**Given exercise A:** In the rock-feature excerpt, which road did the writer and Sabine take the first right off of?

**Document segment:**
________________________
Amazing Rock Feature Worthy of a Name

“Mosaic Rock” seen from farther down the road. Steeple Rock is off to the left farther up the slope.

Back in March, while doing our usual early-season poking around southeastern Lane County (see Spring is Here!), Sabine and I came across a huge rock feature we hadn’t noticed before. At the time, access to it was blocked by snow, even though it tops out at 4000′, so on Monday (June 20), we finally headed back up there to get a close up look. We took the first right off of Coal Creek Road 2133. The sign says the road is called 2133-200, but the maps disagree as to what it is called farther up.

Montia diffusa comes in after fires. It looks somewhat like a small-flowered version of the common candyflower (Claytonia sibirica).
________________________
**Exercise materials:**
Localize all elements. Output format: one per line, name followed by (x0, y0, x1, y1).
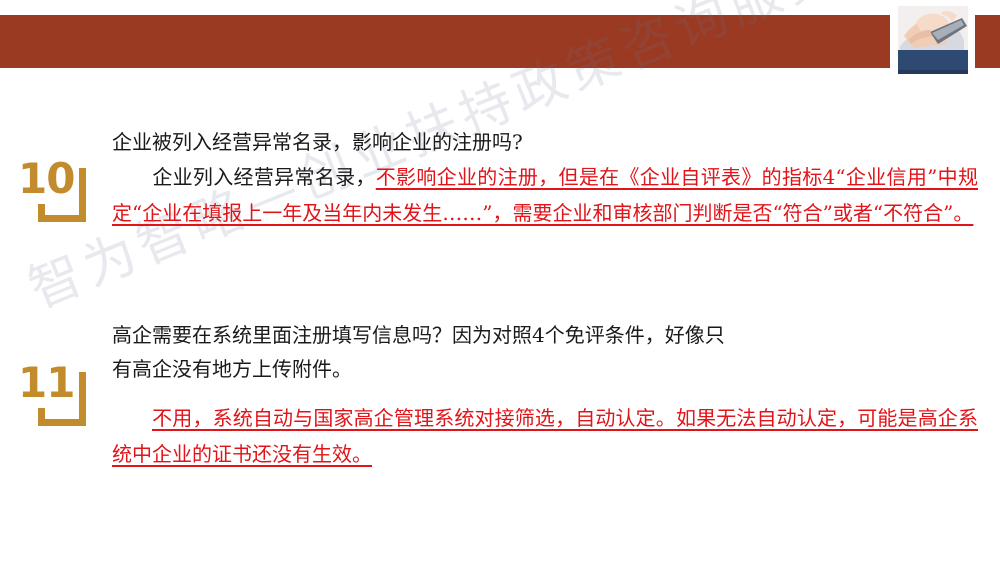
marker-bracket-corner (38, 408, 56, 426)
answer-paragraph-11: 不用，系统自动与国家高企管理系统对接筛选，自动认定。如果无法自动认定，可能是高企… (112, 400, 978, 472)
header-band-right (975, 15, 1000, 68)
item-number-marker-10: 10 (18, 158, 96, 230)
question-text-11-line2: 有高企没有地方上传附件。 (112, 352, 978, 386)
header-band-left (0, 15, 890, 68)
qa-block-10: 企业被列入经营异常名录，影响企业的注册吗? 企业列入经营异常名录，不影响企业的注… (112, 125, 978, 231)
question-text-10: 企业被列入经营异常名录，影响企业的注册吗? (112, 125, 978, 159)
answer-highlight-11: 不用，系统自动与国家高企管理系统对接筛选，自动认定。如果无法自动认定，可能是高企… (112, 406, 978, 466)
marker-bracket-corner (38, 204, 56, 222)
answer-lead-10: 企业列入经营异常名录， (152, 165, 376, 189)
question-text-11-line1: 高企需要在系统里面注册填写信息吗？因为对照4个免评条件，好像只 (112, 318, 978, 352)
header-photo-hands-holding-smartphone (898, 6, 968, 74)
item-number-label: 11 (18, 362, 74, 404)
answer-paragraph-10: 企业列入经营异常名录，不影响企业的注册，但是在《企业自评表》的指标4“企业信用”… (112, 159, 978, 231)
slide-canvas: 智为智略—创业扶持政策咨询服务专家 10 企业被列入经营异常名录，影响企业的注册… (0, 0, 1000, 562)
qa-block-11: 高企需要在系统里面注册填写信息吗？因为对照4个免评条件，好像只 有高企没有地方上… (112, 318, 978, 472)
item-number-marker-11: 11 (18, 362, 96, 434)
item-number-label: 10 (18, 158, 74, 200)
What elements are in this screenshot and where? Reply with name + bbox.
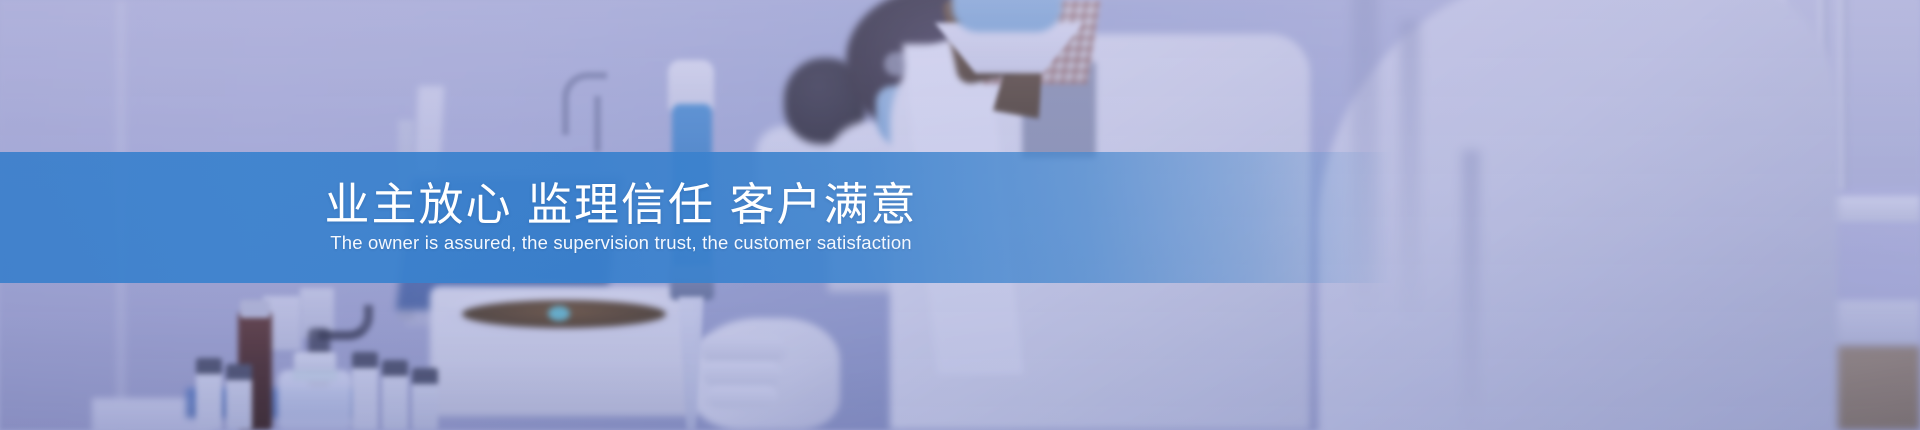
cardboard-box	[1828, 346, 1920, 430]
glove-finger	[702, 362, 782, 386]
sample-vial	[226, 364, 252, 430]
banner-subline: The owner is assured, the supervision tr…	[330, 231, 912, 254]
coat-fold	[1400, 20, 1420, 320]
coat-fold	[1462, 150, 1480, 430]
vial-cap	[352, 352, 378, 368]
right-person-shoulder	[1318, 0, 1838, 430]
vial-cap	[382, 360, 408, 376]
centrifuge-sample-chip	[548, 306, 570, 321]
lab-faucet-stem	[594, 96, 601, 152]
vial-cap	[412, 368, 438, 384]
sample-vial	[196, 358, 222, 430]
reagent-bottle-cap	[240, 300, 270, 318]
vertical-pole	[1838, 0, 1848, 190]
vial-cap	[196, 358, 222, 374]
slogan-band: 业主放心 监理信任 客户满意 The owner is assured, the…	[0, 152, 1392, 283]
hero-banner: 业主放心 监理信任 客户满意 The owner is assured, the…	[0, 0, 1920, 430]
glove-finger	[700, 336, 786, 362]
sample-vial	[382, 360, 408, 430]
doctor-face-mask	[952, 0, 1062, 32]
water-bottle	[278, 370, 352, 430]
vial-cap	[226, 364, 252, 380]
glove-finger	[706, 386, 778, 408]
banner-headline: 业主放心 监理信任 客户满意	[324, 181, 917, 230]
sample-vial	[412, 368, 438, 430]
sample-vial	[352, 352, 378, 430]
________________________
**Given exercise B:** Print the lines of the listing starting at the line containing "marker-bracket-corner (38, 408, 56, 426)" and ending at the line containing "marker-bracket-corner (38, 204, 56, 222)", with both of those lines included.

**Written solution A:** Coal Creek Road 2133.

**Written solution B:**
marker-bracket-corner (38, 408, 56, 426)
answer-paragraph-11: 不用，系统自动与国家高企管理系统对接筛选，自动认定。如果无法自动认定，可能是高企… (112, 400, 978, 472)
header-band-right (975, 15, 1000, 68)
item-number-marker-10: 10 (18, 158, 96, 230)
question-text-11-line2: 有高企没有地方上传附件。 (112, 352, 978, 386)
header-band-left (0, 15, 890, 68)
qa-block-10: 企业被列入经营异常名录，影响企业的注册吗? 企业列入经营异常名录，不影响企业的注… (112, 125, 978, 231)
question-text-10: 企业被列入经营异常名录，影响企业的注册吗? (112, 125, 978, 159)
answer-highlight-11: 不用，系统自动与国家高企管理系统对接筛选，自动认定。如果无法自动认定，可能是高企… (112, 406, 978, 466)
marker-bracket-corner (38, 204, 56, 222)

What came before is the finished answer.